Task:
Below are some records. Write out the lines from the one containing "Convert this document image to plain text." to the last line, word for word, leaving out pictures.

▬▬▬▬▬▬

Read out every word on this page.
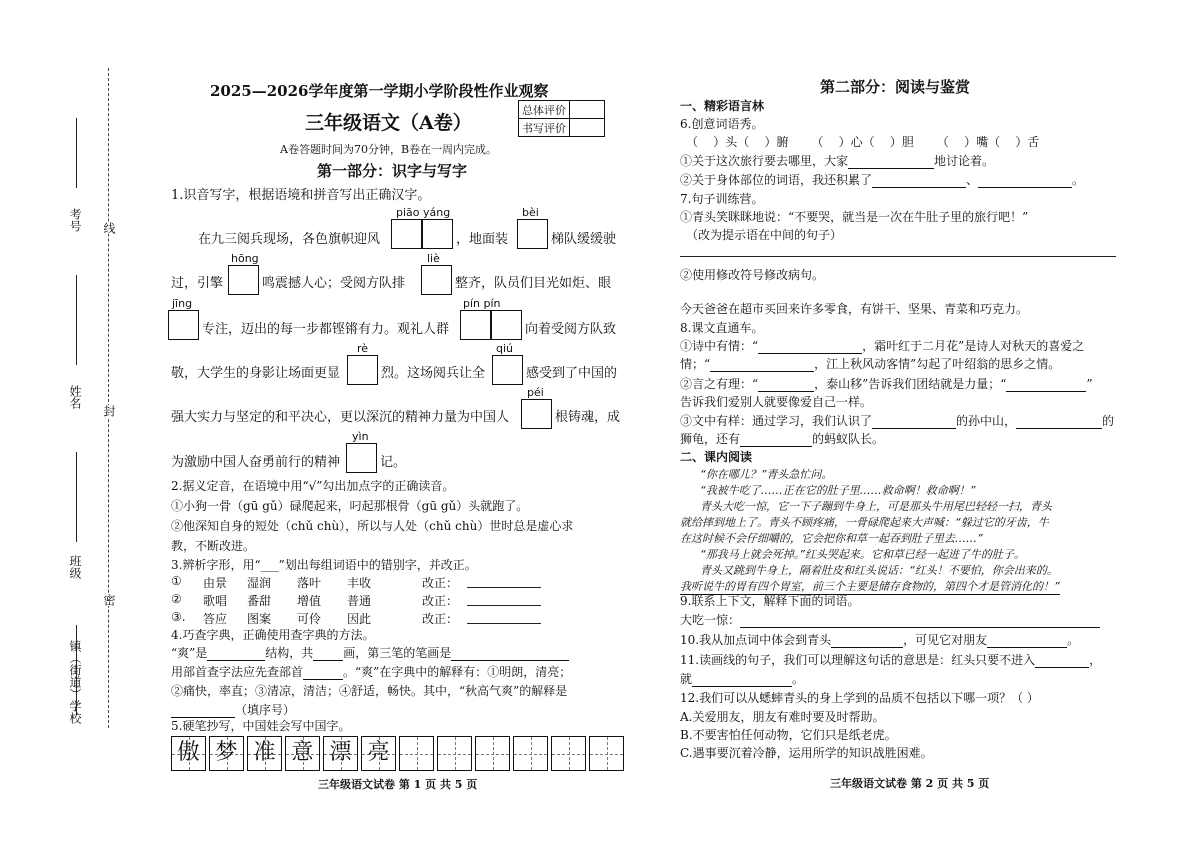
考号
姓名
班级
镇（街道）学校
线
封
密
2025—2026学年度第一学期小学阶段性作业观察
三年级语文（A卷）
总体评价	
书写评价	
A卷答题时间为70分钟，B卷在一周内完成。
第一部分：识字与写字
1.识音写字，根据语境和拼音写出正确汉字。
piāo yáng	bèi
在九三阅兵现场，各色旗帜迎风	，地面装	梯队缓缓驶
hōng	liè
过，引擎	鸣震撼人心；受阅方队排	整齐，队员们目光如炬、眼
jīng	pín pín
专注，迈出的每一步都铿锵有力。观礼人群	向着受阅方队致
rè	qiú
敬，大学生的身影让场面更显	烈。这场阅兵让全	感受到了中国的
péi
强大实力与坚定的和平决心，更以深沉的精神力量为中国人	根铸魂，成
yìn
为激励中国人奋勇前行的精神	记。
2.据义定音，在语境中用“√”勾出加点字的正确读音。
①小狗一骨（gū gǔ）碌爬起来，叼起那根骨（gū gǔ）头就跑了。
②他深知自身的短处（chǔ chù），所以与人处（chǔ chù）世时总是虚心求
教，不断改进。
3.辨析字形，用“___”划出每组词语中的错别字，并改正。
① 由景 湿润 落叶 丰收	改正：
② 歌唱 番甜 增值 普通	改正：
③. 答应 图案 可伶 因此	改正：
4.巧查字典，正确使用查字典的方法。
“爽”是	结构，共	画，第三笔的笔画是
用部首查字法应先查部首	。“爽”在字典中的解释有：①明朗，清亮；
②痛快，率直；③清凉，清洁；④舒适，畅快。其中，“秋高气爽”的解释是
（填序号）
5.硬笔抄写，中国娃会写中国字。
傲 梦 准 意 漂 亮
三年级语文试卷 第 1 页 共 5 页
第二部分：阅读与鉴赏
一、精彩语言林
6.创意词语秀。
（    ）头（    ）腑      （    ）心（    ）胆      （    ）嘴（    ）舌
①关于这次旅行要去哪里，大家	地讨论着。
②关于身体部位的词语，我还积累了	、	。
7.句子训练营。
①青头笑眯眯地说：“不要哭，就当是一次在牛肚子里的旅行吧！”
（改为提示语在中间的句子）
②使用修改符号修改病句。
今天爸爸在超市买回来许多零食，有饼干、坚果、青菜和巧克力。
8.课文直通车。
①诗中有情：“	，霜叶红于二月花”是诗人对秋天的喜爱之
情；“	，江上秋风动客情”勾起了叶绍翁的思乡之情。
②言之有理：“	，泰山移”告诉我们团结就是力量；“	”
告诉我们爱别人就要像爱自己一样。
③文中有样：通过学习，我们认识了	的孙中山，	的
狮龟，还有	的蚂蚁队长。
二、课内阅读
“你在哪儿？”青头急忙问。
“我被牛吃了……正在它的肚子里……救命啊！救命啊！”
青头大吃一惊，它一下子蹦到牛身上，可是那头牛用尾巴轻轻一扫，青头
就给摔到地上了。青头不顾疼痛，一骨碌爬起来大声喊：“躲过它的牙齿，牛
在这时候不会仔细嚼的，它会把你和草一起吞到肚子里去……”
“那我马上就会死掉。”红头哭起来。它和草已经一起进了牛的肚子。
青头又跳到牛身上，隔着肚皮和红头说话：“红头！不要怕，你会出来的。
我听说牛的胃有四个胃室，前三个主要是储存食物的，第四个才是管消化的！”
9.联系上下文，解释下面的词语。
大吃一惊：
10.我从加点词中体会到青头	，可见它对朋友	。
11.读画线的句子，我们可以理解这句话的意思是：红头只要不进入	，
就	。
12.我们可以从蟋蟀青头的身上学到的品质不包括以下哪一项？（ ）
A.关爱朋友，朋友有难时要及时帮助。
B.不要害怕任何动物，它们只是纸老虎。
C.遇事要沉着冷静，运用所学的知识战胜困难。
三年级语文试卷 第 2 页 共 5 页
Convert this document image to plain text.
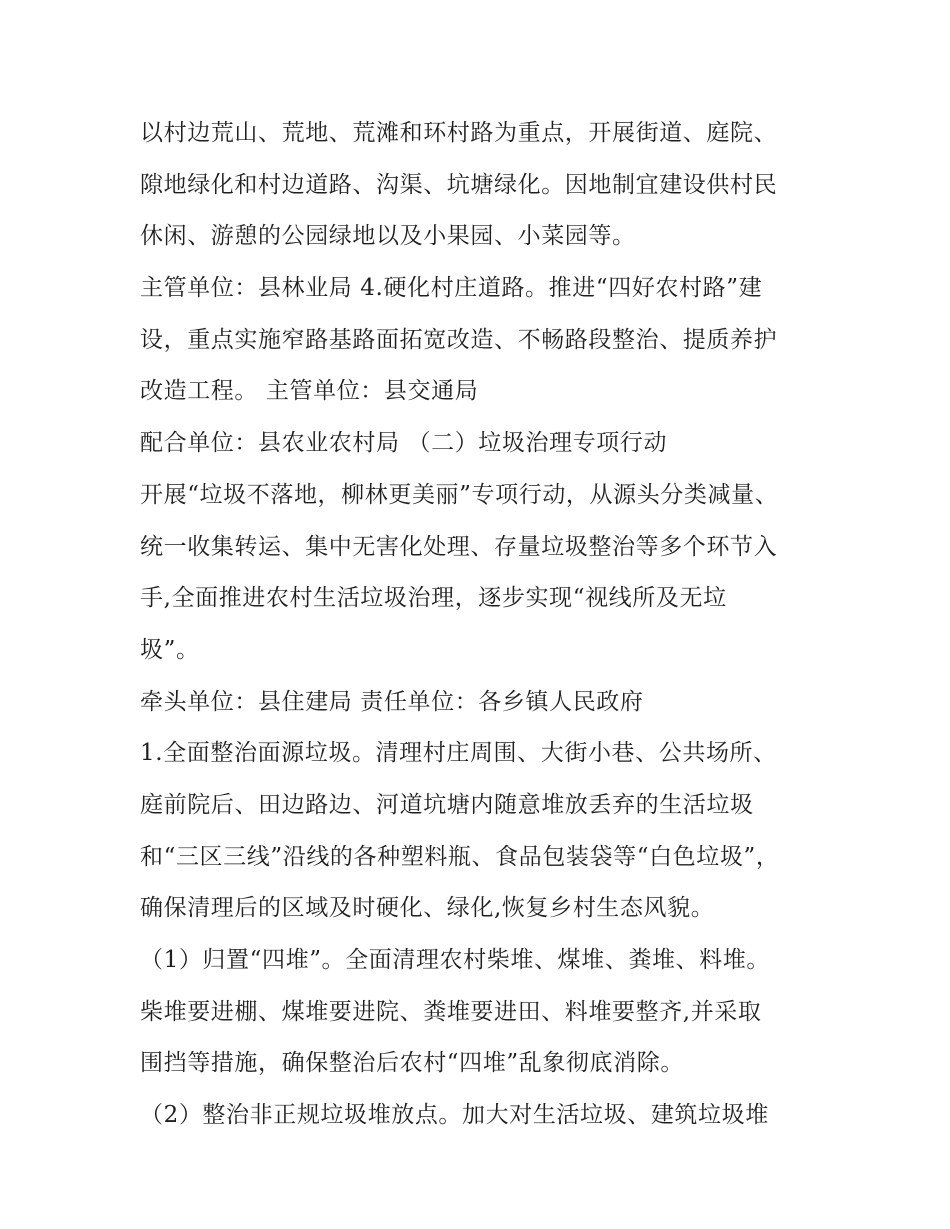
以村边荒山、荒地、荒滩和环村路为重点，开展街道、庭院、
隙地绿化和村边道路、沟渠、坑塘绿化。因地制宜建设供村民
休闲、游憩的公园绿地以及小果园、小菜园等。
主管单位：县林业局 4.硬化村庄道路。推进“四好农村路”建
设，重点实施窄路基路面拓宽改造、不畅路段整治、提质养护
改造工程。 主管单位：县交通局
配合单位：县农业农村局 （二）垃圾治理专项行动
开展“垃圾不落地，柳林更美丽”专项行动，从源头分类减量、
统一收集转运、集中无害化处理、存量垃圾整治等多个环节入
手,全面推进农村生活垃圾治理，逐步实现“视线所及无垃
圾”。
牵头单位：县住建局 责任单位：各乡镇人民政府
1.全面整治面源垃圾。清理村庄周围、大街小巷、公共场所、
庭前院后、田边路边、河道坑塘内随意堆放丢弃的生活垃圾
和“三区三线”沿线的各种塑料瓶、食品包装袋等“白色垃圾”，
确保清理后的区域及时硬化、绿化,恢复乡村生态风貌。
（1）归置“四堆”。全面清理农村柴堆、煤堆、粪堆、料堆。
柴堆要进棚、煤堆要进院、粪堆要进田、料堆要整齐,并采取
围挡等措施，确保整治后农村“四堆”乱象彻底消除。
（2）整治非正规垃圾堆放点。加大对生活垃圾、建筑垃圾堆
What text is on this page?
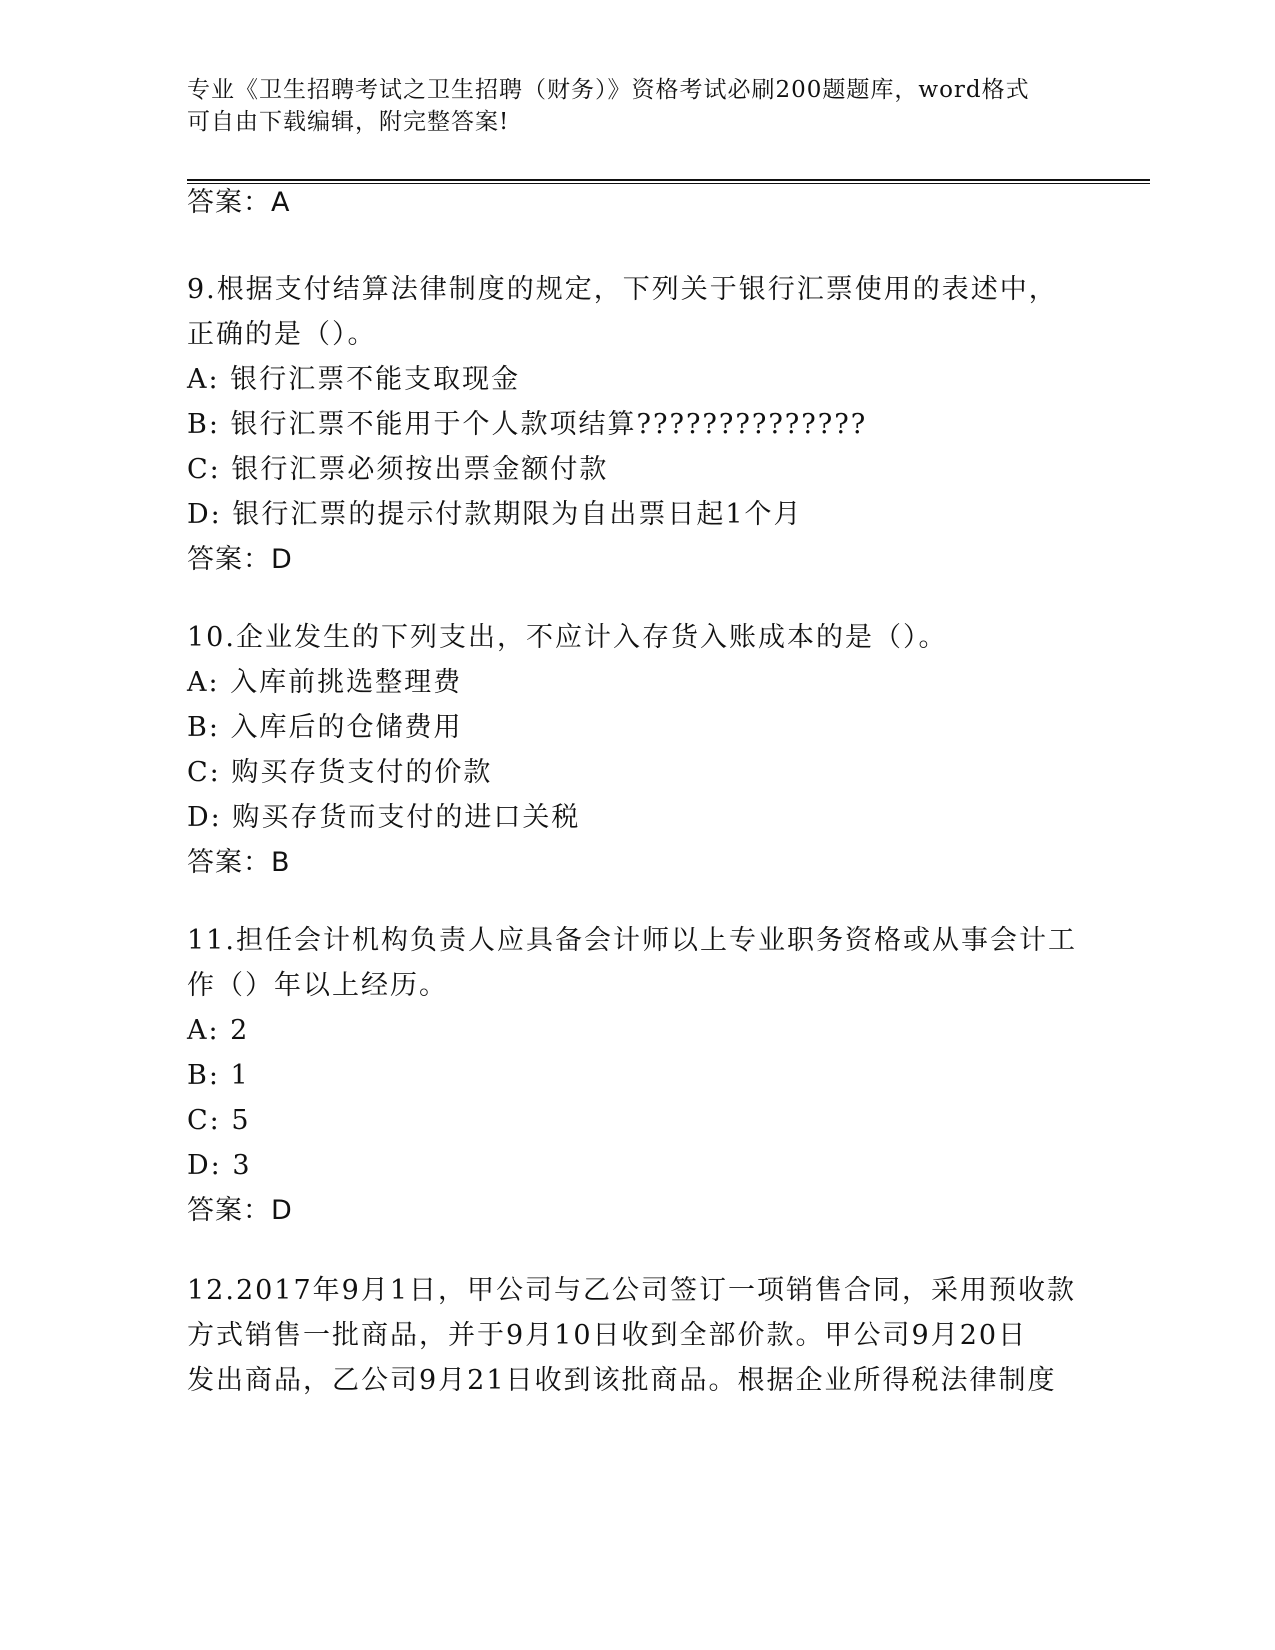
专业《卫生招聘考试之卫生招聘（财务）》资格考试必刷200题题库，word格式
可自由下载编辑，附完整答案!
答案：A
9.根据支付结算法律制度的规定，下列关于银行汇票使用的表述中，
正确的是（）。
A: 银行汇票不能支取现金
B: 银行汇票不能用于个人款项结算??????????????
C: 银行汇票必须按出票金额付款
D: 银行汇票的提示付款期限为自出票日起1个月
答案：D
10.企业发生的下列支出，不应计入存货入账成本的是（）。
A: 入库前挑选整理费
B: 入库后的仓储费用
C: 购买存货支付的价款
D: 购买存货而支付的进口关税
答案：B
11.担任会计机构负责人应具备会计师以上专业职务资格或从事会计工
作（）年以上经历。
A: 2
B: 1
C: 5
D: 3
答案：D
12.2017年9月1日，甲公司与乙公司签订一项销售合同，采用预收款
方式销售一批商品，并于9月10日收到全部价款。甲公司9月20日
发出商品，乙公司9月21日收到该批商品。根据企业所得税法律制度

▬▬▬▬▬▬

Correct response:
Convert this document image to plain text.
以村边荒山、荒地、荒滩和环村路为重点，开展街道、庭院、
隙地绿化和村边道路、沟渠、坑塘绿化。因地制宜建设供村民
休闲、游憩的公园绿地以及小果园、小菜园等。
主管单位：县林业局 4.硬化村庄道路。推进“四好农村路”建
设，重点实施窄路基路面拓宽改造、不畅路段整治、提质养护
改造工程。 主管单位：县交通局
配合单位：县农业农村局 （二）垃圾治理专项行动
开展“垃圾不落地，柳林更美丽”专项行动，从源头分类减量、
统一收集转运、集中无害化处理、存量垃圾整治等多个环节入
手,全面推进农村生活垃圾治理，逐步实现“视线所及无垃
圾”。
牵头单位：县住建局 责任单位：各乡镇人民政府
1.全面整治面源垃圾。清理村庄周围、大街小巷、公共场所、
庭前院后、田边路边、河道坑塘内随意堆放丢弃的生活垃圾
和“三区三线”沿线的各种塑料瓶、食品包装袋等“白色垃圾”，
确保清理后的区域及时硬化、绿化,恢复乡村生态风貌。
（1）归置“四堆”。全面清理农村柴堆、煤堆、粪堆、料堆。
柴堆要进棚、煤堆要进院、粪堆要进田、料堆要整齐,并采取
围挡等措施，确保整治后农村“四堆”乱象彻底消除。
（2）整治非正规垃圾堆放点。加大对生活垃圾、建筑垃圾堆
What text is on this page?
专业《卫生招聘考试之卫生招聘（财务）》资格考试必刷200题题库，word格式
可自由下载编辑，附完整答案!
答案：A
9.根据支付结算法律制度的规定，下列关于银行汇票使用的表述中，
正确的是（）。
A: 银行汇票不能支取现金
B: 银行汇票不能用于个人款项结算??????????????
C: 银行汇票必须按出票金额付款
D: 银行汇票的提示付款期限为自出票日起1个月
答案：D
10.企业发生的下列支出，不应计入存货入账成本的是（）。
A: 入库前挑选整理费
B: 入库后的仓储费用
C: 购买存货支付的价款
D: 购买存货而支付的进口关税
答案：B
11.担任会计机构负责人应具备会计师以上专业职务资格或从事会计工
作（）年以上经历。
A: 2
B: 1
C: 5
D: 3
答案：D
12.2017年9月1日，甲公司与乙公司签订一项销售合同，采用预收款
方式销售一批商品，并于9月10日收到全部价款。甲公司9月20日
发出商品，乙公司9月21日收到该批商品。根据企业所得税法律制度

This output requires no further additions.